**STATED PROBLEM:**
Locate each line containing the string "дорог" and copy it out.
## BEGIN STORED RECORDS
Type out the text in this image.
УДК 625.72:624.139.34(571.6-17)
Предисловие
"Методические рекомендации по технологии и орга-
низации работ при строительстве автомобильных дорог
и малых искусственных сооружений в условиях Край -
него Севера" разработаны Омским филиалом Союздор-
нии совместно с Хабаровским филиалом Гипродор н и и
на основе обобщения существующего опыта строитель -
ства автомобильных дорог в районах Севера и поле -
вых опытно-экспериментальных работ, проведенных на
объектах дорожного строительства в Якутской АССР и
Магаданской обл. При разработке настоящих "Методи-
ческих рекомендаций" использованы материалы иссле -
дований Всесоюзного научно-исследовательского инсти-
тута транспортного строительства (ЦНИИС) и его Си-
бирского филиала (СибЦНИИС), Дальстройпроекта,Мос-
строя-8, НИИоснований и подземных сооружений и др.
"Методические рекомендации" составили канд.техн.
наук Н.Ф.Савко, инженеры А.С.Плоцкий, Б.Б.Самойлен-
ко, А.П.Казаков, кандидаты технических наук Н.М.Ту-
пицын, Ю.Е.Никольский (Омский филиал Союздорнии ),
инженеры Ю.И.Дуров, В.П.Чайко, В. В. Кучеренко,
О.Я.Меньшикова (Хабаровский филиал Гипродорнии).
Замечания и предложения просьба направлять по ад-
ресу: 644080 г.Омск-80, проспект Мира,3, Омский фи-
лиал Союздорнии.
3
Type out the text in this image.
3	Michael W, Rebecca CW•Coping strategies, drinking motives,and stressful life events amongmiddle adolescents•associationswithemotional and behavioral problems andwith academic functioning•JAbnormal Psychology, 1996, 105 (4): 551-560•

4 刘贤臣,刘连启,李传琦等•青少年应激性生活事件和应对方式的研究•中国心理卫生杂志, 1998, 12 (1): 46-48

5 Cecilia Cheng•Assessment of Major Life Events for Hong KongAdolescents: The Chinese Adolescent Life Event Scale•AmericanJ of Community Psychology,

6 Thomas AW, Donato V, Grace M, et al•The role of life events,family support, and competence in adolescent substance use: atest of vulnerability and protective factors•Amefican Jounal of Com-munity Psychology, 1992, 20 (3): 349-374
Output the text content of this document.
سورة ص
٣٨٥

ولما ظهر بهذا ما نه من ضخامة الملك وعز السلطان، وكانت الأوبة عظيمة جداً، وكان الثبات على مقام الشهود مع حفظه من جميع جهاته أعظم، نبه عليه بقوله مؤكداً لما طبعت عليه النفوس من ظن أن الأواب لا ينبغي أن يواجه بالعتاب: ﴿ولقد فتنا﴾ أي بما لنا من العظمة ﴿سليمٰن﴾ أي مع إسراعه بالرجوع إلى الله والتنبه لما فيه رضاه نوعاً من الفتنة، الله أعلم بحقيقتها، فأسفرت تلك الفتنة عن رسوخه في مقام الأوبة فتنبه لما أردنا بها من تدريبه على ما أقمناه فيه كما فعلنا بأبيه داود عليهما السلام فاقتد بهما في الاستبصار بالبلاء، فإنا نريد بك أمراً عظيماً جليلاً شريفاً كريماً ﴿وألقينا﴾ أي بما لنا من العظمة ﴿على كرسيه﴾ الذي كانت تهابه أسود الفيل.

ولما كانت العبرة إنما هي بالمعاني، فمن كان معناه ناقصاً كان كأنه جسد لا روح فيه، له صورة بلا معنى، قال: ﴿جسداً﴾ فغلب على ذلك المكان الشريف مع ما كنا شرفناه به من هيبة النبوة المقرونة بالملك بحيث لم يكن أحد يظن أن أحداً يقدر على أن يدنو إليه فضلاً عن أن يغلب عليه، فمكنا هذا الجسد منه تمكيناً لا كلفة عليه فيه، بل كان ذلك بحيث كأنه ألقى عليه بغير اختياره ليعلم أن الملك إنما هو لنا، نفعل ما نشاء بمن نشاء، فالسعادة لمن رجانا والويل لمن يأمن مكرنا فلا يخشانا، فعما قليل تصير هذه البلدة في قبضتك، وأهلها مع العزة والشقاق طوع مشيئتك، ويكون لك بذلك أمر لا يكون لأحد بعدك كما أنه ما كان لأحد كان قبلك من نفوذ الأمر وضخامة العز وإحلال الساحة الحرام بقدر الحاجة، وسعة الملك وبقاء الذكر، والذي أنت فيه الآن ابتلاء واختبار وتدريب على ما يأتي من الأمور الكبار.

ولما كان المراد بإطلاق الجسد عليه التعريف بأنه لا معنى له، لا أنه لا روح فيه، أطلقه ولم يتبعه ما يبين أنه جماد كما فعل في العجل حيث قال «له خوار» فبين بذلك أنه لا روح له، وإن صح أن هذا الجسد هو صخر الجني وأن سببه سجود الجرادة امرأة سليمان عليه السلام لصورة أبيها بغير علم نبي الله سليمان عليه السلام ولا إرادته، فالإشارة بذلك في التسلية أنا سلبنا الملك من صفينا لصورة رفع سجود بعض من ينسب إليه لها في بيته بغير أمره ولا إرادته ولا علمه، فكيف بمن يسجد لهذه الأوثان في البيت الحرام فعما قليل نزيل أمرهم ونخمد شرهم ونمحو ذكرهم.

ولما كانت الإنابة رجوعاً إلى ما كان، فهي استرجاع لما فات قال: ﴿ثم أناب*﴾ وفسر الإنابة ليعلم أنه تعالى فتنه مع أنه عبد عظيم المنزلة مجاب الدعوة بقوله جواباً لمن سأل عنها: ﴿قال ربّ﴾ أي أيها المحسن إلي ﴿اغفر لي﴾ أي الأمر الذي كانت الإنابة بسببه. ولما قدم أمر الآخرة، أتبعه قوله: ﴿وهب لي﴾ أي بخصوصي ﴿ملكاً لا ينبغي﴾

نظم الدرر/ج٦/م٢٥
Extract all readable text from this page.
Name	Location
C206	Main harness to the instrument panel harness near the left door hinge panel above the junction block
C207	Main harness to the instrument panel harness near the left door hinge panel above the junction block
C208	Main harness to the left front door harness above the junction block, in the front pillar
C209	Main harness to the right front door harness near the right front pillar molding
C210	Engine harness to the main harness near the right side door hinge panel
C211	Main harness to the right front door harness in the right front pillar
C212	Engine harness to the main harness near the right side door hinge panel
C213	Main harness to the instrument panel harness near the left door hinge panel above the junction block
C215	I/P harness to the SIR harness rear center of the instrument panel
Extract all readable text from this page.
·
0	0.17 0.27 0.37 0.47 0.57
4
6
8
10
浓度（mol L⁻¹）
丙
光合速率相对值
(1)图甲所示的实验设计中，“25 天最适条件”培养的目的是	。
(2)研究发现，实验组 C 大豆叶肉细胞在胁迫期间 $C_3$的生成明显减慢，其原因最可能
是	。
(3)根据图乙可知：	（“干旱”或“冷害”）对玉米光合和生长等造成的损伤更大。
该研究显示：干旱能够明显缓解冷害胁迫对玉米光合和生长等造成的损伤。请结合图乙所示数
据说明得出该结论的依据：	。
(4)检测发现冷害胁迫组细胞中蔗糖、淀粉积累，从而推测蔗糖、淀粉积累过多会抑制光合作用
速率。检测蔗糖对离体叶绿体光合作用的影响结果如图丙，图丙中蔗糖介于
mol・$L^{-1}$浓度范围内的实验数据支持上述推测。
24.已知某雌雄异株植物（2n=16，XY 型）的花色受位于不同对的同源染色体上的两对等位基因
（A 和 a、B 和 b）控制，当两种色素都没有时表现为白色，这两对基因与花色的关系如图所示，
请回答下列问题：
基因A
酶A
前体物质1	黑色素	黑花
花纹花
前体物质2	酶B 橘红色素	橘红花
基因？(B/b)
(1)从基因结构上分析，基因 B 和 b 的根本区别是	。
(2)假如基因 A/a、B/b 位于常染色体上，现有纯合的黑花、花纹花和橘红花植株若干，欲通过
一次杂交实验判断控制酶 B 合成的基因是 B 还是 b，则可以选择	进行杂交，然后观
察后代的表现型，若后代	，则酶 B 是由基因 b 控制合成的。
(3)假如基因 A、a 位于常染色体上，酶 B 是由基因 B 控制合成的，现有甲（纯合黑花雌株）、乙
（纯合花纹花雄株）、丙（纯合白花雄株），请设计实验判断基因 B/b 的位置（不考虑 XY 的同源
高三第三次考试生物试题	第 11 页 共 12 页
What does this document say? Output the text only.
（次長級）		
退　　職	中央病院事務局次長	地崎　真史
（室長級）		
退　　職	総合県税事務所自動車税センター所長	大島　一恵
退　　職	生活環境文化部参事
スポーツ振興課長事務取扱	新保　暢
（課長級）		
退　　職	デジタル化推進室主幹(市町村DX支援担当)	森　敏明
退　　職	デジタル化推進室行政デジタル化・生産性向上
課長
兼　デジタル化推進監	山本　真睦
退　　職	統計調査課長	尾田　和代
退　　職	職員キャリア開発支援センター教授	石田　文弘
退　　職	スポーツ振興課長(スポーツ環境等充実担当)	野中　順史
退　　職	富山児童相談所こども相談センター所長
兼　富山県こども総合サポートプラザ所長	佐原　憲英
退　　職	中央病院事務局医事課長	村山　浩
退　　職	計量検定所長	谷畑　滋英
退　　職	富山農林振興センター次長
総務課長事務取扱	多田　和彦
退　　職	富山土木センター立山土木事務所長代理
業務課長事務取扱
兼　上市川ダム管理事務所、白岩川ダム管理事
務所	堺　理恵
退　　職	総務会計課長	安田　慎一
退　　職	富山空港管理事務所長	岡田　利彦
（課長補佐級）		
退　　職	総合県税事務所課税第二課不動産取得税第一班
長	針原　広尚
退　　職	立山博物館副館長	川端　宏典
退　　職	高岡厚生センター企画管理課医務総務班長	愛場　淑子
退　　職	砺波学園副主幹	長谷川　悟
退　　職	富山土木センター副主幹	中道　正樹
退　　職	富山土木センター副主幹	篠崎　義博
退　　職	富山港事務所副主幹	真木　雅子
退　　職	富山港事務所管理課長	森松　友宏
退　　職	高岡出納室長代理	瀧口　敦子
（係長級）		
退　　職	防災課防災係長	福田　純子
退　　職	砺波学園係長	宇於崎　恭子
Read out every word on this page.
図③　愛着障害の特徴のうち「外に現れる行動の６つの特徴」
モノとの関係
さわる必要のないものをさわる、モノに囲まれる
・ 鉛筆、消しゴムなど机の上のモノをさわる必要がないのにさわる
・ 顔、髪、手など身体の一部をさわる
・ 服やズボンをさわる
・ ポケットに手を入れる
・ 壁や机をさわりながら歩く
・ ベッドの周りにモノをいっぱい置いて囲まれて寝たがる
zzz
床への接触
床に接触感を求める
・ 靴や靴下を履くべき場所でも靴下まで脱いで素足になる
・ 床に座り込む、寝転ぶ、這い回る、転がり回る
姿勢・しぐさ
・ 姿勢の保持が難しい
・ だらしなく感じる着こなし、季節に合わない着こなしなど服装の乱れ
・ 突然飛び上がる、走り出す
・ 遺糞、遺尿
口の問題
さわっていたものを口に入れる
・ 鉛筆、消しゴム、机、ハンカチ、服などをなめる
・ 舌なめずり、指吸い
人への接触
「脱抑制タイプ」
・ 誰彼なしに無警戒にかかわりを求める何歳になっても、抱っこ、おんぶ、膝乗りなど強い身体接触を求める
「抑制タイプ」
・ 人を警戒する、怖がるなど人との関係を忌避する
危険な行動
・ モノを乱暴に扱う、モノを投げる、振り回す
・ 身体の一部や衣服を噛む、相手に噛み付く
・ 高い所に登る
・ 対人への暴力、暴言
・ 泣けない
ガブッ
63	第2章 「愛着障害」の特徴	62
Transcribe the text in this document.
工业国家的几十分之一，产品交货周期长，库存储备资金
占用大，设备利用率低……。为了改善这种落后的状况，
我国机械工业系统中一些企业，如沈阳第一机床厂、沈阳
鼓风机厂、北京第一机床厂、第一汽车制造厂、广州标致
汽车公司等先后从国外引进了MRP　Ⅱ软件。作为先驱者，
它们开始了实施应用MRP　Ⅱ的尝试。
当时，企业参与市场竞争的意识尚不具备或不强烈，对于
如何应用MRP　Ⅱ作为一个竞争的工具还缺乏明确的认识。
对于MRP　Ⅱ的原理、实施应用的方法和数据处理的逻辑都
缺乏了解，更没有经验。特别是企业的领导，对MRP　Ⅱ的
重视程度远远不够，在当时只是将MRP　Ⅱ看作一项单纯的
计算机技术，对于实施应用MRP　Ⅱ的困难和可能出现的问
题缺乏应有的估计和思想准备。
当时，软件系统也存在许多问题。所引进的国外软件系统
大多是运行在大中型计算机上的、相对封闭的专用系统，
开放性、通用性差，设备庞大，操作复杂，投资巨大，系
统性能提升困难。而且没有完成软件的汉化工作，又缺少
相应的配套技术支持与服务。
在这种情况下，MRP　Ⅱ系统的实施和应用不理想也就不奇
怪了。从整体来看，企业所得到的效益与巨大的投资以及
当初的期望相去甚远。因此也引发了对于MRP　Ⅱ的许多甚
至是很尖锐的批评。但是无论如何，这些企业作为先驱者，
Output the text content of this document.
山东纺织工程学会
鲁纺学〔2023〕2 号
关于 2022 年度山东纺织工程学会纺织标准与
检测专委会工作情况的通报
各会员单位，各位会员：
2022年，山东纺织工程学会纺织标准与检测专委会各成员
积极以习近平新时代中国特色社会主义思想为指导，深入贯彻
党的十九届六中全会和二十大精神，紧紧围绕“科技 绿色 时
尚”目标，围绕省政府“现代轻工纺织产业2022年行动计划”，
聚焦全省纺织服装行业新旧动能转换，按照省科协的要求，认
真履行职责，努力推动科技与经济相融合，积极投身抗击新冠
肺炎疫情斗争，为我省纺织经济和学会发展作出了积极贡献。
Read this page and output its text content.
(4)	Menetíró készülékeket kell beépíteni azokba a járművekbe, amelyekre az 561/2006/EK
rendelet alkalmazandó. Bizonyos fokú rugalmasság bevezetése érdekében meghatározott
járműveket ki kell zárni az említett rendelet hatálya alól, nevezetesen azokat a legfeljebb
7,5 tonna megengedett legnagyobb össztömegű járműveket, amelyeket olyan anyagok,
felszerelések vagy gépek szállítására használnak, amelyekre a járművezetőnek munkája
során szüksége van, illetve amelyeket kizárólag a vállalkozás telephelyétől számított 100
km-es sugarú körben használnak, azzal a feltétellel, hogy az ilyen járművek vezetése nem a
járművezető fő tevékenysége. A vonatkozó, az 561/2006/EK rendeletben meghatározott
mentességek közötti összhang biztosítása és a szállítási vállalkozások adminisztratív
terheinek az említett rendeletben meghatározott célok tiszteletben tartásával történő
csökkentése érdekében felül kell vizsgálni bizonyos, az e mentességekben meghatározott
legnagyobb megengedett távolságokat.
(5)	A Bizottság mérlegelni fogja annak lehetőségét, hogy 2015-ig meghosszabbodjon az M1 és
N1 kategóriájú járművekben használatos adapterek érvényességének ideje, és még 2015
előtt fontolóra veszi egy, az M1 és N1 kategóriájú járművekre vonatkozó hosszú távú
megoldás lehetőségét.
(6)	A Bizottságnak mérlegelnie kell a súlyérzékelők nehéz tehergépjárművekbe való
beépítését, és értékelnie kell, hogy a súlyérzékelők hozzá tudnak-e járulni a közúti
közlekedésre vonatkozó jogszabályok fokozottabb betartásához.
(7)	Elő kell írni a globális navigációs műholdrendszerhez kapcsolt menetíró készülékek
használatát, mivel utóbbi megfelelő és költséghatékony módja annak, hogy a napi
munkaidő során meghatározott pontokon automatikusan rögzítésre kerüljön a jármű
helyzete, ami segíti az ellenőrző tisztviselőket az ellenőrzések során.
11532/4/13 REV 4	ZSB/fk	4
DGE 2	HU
## END STORED RECORDS
**EXPECTED ANSWER:**
низации работ при строительстве автомобильных дорог
ства автомобильных дорог в районах Севера и поле -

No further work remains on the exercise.